To do:
Transcribe the entries below exactly.

**** Records for processing ****

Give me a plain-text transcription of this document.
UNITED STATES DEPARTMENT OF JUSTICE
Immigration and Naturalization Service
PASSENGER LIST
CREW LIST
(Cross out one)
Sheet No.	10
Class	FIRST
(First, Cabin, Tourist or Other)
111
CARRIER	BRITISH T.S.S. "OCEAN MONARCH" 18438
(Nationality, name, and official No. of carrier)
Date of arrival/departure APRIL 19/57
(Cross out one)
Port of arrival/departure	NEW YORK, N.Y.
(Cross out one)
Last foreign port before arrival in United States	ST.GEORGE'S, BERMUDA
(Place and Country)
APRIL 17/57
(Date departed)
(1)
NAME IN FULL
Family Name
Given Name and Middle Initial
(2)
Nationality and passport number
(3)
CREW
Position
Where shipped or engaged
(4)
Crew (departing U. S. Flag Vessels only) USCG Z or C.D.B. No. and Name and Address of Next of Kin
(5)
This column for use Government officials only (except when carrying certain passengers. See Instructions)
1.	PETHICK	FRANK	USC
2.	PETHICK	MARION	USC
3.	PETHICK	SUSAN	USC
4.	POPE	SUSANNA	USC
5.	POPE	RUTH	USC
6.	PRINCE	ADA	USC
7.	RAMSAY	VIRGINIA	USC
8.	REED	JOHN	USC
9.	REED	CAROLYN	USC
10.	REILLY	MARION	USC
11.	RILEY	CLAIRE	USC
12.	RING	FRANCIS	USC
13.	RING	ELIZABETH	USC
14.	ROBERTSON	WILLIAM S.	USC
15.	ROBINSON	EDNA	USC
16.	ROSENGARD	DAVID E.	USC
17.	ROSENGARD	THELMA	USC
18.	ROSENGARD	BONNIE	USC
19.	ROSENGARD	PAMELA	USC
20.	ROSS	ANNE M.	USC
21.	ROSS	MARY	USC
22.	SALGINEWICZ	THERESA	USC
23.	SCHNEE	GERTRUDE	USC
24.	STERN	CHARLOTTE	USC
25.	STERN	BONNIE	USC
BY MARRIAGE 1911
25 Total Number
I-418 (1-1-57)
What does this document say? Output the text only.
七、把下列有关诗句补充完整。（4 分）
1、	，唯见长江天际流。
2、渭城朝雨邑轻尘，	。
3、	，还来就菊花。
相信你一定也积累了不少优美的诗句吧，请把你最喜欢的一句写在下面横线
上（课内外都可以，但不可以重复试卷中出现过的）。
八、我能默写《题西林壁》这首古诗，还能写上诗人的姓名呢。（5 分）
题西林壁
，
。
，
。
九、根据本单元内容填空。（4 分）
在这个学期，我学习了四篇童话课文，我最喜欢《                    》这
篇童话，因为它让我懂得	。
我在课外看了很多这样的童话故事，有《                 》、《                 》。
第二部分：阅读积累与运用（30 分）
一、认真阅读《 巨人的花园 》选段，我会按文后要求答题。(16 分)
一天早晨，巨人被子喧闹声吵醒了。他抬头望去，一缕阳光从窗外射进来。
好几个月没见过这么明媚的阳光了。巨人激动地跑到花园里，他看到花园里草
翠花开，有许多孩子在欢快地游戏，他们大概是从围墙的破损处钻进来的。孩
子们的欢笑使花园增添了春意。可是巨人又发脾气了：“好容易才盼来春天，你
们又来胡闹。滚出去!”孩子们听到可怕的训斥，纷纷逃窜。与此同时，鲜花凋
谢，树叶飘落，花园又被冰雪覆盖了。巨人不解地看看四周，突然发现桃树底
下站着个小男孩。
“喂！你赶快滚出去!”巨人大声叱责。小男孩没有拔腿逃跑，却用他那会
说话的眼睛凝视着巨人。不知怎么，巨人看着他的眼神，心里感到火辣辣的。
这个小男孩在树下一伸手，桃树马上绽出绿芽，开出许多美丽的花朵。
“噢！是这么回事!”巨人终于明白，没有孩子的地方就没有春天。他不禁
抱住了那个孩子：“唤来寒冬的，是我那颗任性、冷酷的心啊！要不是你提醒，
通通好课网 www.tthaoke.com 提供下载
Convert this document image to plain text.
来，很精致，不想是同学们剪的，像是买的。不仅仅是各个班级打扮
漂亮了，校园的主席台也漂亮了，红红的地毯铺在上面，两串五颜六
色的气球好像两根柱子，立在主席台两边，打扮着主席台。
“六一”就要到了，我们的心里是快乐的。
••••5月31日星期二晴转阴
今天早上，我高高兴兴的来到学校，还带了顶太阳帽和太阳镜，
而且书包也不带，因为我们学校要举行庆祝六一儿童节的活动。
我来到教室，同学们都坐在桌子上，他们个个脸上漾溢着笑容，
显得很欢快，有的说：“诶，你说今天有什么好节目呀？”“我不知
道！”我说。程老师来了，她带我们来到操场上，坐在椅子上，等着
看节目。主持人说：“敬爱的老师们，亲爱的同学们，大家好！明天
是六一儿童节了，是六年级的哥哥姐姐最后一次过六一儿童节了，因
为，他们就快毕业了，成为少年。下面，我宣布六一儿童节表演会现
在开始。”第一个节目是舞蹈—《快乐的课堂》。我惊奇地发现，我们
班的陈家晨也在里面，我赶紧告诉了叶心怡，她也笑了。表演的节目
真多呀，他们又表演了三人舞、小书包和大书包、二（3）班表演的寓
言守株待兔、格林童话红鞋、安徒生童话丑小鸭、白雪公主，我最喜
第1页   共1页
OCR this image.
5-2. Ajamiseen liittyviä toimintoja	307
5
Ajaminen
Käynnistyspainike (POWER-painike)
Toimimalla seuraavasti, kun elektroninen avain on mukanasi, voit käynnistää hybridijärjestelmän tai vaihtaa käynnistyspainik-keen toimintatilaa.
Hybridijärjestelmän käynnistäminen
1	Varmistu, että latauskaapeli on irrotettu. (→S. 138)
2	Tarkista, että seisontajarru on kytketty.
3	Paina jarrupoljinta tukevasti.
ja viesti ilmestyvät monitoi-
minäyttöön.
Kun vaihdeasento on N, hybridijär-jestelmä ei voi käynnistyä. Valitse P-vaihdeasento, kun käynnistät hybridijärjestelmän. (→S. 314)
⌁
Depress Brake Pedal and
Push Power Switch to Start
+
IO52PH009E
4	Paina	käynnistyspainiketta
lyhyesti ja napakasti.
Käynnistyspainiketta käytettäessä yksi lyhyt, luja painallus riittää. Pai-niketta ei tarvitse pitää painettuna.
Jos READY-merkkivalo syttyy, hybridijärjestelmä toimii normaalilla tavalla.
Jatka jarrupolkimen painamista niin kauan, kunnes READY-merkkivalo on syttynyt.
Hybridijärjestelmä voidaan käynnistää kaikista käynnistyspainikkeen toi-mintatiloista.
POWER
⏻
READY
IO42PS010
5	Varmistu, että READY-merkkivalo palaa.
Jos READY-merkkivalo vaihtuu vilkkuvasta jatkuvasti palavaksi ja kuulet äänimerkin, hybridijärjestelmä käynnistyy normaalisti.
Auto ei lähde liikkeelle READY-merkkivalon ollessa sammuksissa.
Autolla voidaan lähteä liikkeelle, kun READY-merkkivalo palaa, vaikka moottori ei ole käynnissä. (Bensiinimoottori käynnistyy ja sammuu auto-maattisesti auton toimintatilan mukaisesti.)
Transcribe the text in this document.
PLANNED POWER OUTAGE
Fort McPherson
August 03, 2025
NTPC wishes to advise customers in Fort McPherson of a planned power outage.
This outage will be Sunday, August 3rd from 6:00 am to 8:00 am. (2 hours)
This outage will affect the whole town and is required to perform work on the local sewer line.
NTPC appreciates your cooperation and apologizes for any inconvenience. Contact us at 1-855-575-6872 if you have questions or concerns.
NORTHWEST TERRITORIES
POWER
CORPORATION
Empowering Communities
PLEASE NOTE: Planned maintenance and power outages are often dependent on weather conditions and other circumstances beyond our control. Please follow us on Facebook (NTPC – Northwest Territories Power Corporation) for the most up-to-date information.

****

Response to the exercise:
Give me a plain-text transcription of this document.
UNITED STATES DEPARTMENT OF JUSTICE
Immigration and Naturalization Service
PASSENGER LIST
CREW LIST
(Cross out one)
Sheet No.	10
Class	FIRST
(First, Cabin, Tourist or Other)
111
CARRIER	BRITISH T.S.S. "OCEAN MONARCH" 18438
(Nationality, name, and official No. of carrier)
Date of arrival/departure APRIL 19/57
(Cross out one)
Port of arrival/departure	NEW YORK, N.Y.
(Cross out one)
Last foreign port before arrival in United States	ST.GEORGE'S, BERMUDA
(Place and Country)
APRIL 17/57
(Date departed)
(1)
NAME IN FULL
Family Name
Given Name and Middle Initial
(2)
Nationality and passport number
(3)
CREW
Position
Where shipped or engaged
(4)
Crew (departing U. S. Flag Vessels only) USCG Z or C.D.B. No. and Name and Address of Next of Kin
(5)
This column for use Government officials only (except when carrying certain passengers. See Instructions)
1.	PETHICK	FRANK	USC
2.	PETHICK	MARION	USC
3.	PETHICK	SUSAN	USC
4.	POPE	SUSANNA	USC
5.	POPE	RUTH	USC
6.	PRINCE	ADA	USC
7.	RAMSAY	VIRGINIA	USC
8.	REED	JOHN	USC
9.	REED	CAROLYN	USC
10.	REILLY	MARION	USC
11.	RILEY	CLAIRE	USC
12.	RING	FRANCIS	USC
13.	RING	ELIZABETH	USC
14.	ROBERTSON	WILLIAM S.	USC
15.	ROBINSON	EDNA	USC
16.	ROSENGARD	DAVID E.	USC
17.	ROSENGARD	THELMA	USC
18.	ROSENGARD	BONNIE	USC
19.	ROSENGARD	PAMELA	USC
20.	ROSS	ANNE M.	USC
21.	ROSS	MARY	USC
22.	SALGINEWICZ	THERESA	USC
23.	SCHNEE	GERTRUDE	USC
24.	STERN	CHARLOTTE	USC
25.	STERN	BONNIE	USC
BY MARRIAGE 1911
25 Total Number
I-418 (1-1-57)
What does this document say? Output the text only.
七、把下列有关诗句补充完整。（4 分）
1、	，唯见长江天际流。
2、渭城朝雨邑轻尘，	。
3、	，还来就菊花。
相信你一定也积累了不少优美的诗句吧，请把你最喜欢的一句写在下面横线
上（课内外都可以，但不可以重复试卷中出现过的）。
八、我能默写《题西林壁》这首古诗，还能写上诗人的姓名呢。（5 分）
题西林壁
，
。
，
。
九、根据本单元内容填空。（4 分）
在这个学期，我学习了四篇童话课文，我最喜欢《                    》这
篇童话，因为它让我懂得	。
我在课外看了很多这样的童话故事，有《                 》、《                 》。
第二部分：阅读积累与运用（30 分）
一、认真阅读《 巨人的花园 》选段，我会按文后要求答题。(16 分)
一天早晨，巨人被子喧闹声吵醒了。他抬头望去，一缕阳光从窗外射进来。
好几个月没见过这么明媚的阳光了。巨人激动地跑到花园里，他看到花园里草
翠花开，有许多孩子在欢快地游戏，他们大概是从围墙的破损处钻进来的。孩
子们的欢笑使花园增添了春意。可是巨人又发脾气了：“好容易才盼来春天，你
们又来胡闹。滚出去!”孩子们听到可怕的训斥，纷纷逃窜。与此同时，鲜花凋
谢，树叶飘落，花园又被冰雪覆盖了。巨人不解地看看四周，突然发现桃树底
下站着个小男孩。
“喂！你赶快滚出去!”巨人大声叱责。小男孩没有拔腿逃跑，却用他那会
说话的眼睛凝视着巨人。不知怎么，巨人看着他的眼神，心里感到火辣辣的。
这个小男孩在树下一伸手，桃树马上绽出绿芽，开出许多美丽的花朵。
“噢！是这么回事!”巨人终于明白，没有孩子的地方就没有春天。他不禁
抱住了那个孩子：“唤来寒冬的，是我那颗任性、冷酷的心啊！要不是你提醒，
通通好课网 www.tthaoke.com 提供下载
Convert this document image to plain text.
来，很精致，不想是同学们剪的，像是买的。不仅仅是各个班级打扮
漂亮了，校园的主席台也漂亮了，红红的地毯铺在上面，两串五颜六
色的气球好像两根柱子，立在主席台两边，打扮着主席台。
“六一”就要到了，我们的心里是快乐的。
••••5月31日星期二晴转阴
今天早上，我高高兴兴的来到学校，还带了顶太阳帽和太阳镜，
而且书包也不带，因为我们学校要举行庆祝六一儿童节的活动。
我来到教室，同学们都坐在桌子上，他们个个脸上漾溢着笑容，
显得很欢快，有的说：“诶，你说今天有什么好节目呀？”“我不知
道！”我说。程老师来了，她带我们来到操场上，坐在椅子上，等着
看节目。主持人说：“敬爱的老师们，亲爱的同学们，大家好！明天
是六一儿童节了，是六年级的哥哥姐姐最后一次过六一儿童节了，因
为，他们就快毕业了，成为少年。下面，我宣布六一儿童节表演会现
在开始。”第一个节目是舞蹈—《快乐的课堂》。我惊奇地发现，我们
班的陈家晨也在里面，我赶紧告诉了叶心怡，她也笑了。表演的节目
真多呀，他们又表演了三人舞、小书包和大书包、二（3）班表演的寓
言守株待兔、格林童话红鞋、安徒生童话丑小鸭、白雪公主，我最喜
第1页   共1页
OCR this image.
5-2. Ajamiseen liittyviä toimintoja	307
5
Ajaminen
Käynnistyspainike (POWER-painike)
Toimimalla seuraavasti, kun elektroninen avain on mukanasi, voit käynnistää hybridijärjestelmän tai vaihtaa käynnistyspainik-keen toimintatilaa.
Hybridijärjestelmän käynnistäminen
1	Varmistu, että latauskaapeli on irrotettu. (→S. 138)
2	Tarkista, että seisontajarru on kytketty.
3	Paina jarrupoljinta tukevasti.
ja viesti ilmestyvät monitoi-
minäyttöön.
Kun vaihdeasento on N, hybridijär-jestelmä ei voi käynnistyä. Valitse P-vaihdeasento, kun käynnistät hybridijärjestelmän. (→S. 314)
⌁
Depress Brake Pedal and
Push Power Switch to Start
+
IO52PH009E
4	Paina	käynnistyspainiketta
lyhyesti ja napakasti.
Käynnistyspainiketta käytettäessä yksi lyhyt, luja painallus riittää. Pai-niketta ei tarvitse pitää painettuna.
Jos READY-merkkivalo syttyy, hybridijärjestelmä toimii normaalilla tavalla.
Jatka jarrupolkimen painamista niin kauan, kunnes READY-merkkivalo on syttynyt.
Hybridijärjestelmä voidaan käynnistää kaikista käynnistyspainikkeen toi-mintatiloista.
POWER
⏻
READY
IO42PS010
5	Varmistu, että READY-merkkivalo palaa.
Jos READY-merkkivalo vaihtuu vilkkuvasta jatkuvasti palavaksi ja kuulet äänimerkin, hybridijärjestelmä käynnistyy normaalisti.
Auto ei lähde liikkeelle READY-merkkivalon ollessa sammuksissa.
Autolla voidaan lähteä liikkeelle, kun READY-merkkivalo palaa, vaikka moottori ei ole käynnissä. (Bensiinimoottori käynnistyy ja sammuu auto-maattisesti auton toimintatilan mukaisesti.)
Transcribe the text in this document.
PLANNED POWER OUTAGE
Fort McPherson
August 03, 2025
NTPC wishes to advise customers in Fort McPherson of a planned power outage.
This outage will be Sunday, August 3rd from 6:00 am to 8:00 am. (2 hours)
This outage will affect the whole town and is required to perform work on the local sewer line.
NTPC appreciates your cooperation and apologizes for any inconvenience. Contact us at 1-855-575-6872 if you have questions or concerns.
NORTHWEST TERRITORIES
POWER
CORPORATION
Empowering Communities
PLEASE NOTE: Planned maintenance and power outages are often dependent on weather conditions and other circumstances beyond our control. Please follow us on Facebook (NTPC – Northwest Territories Power Corporation) for the most up-to-date information.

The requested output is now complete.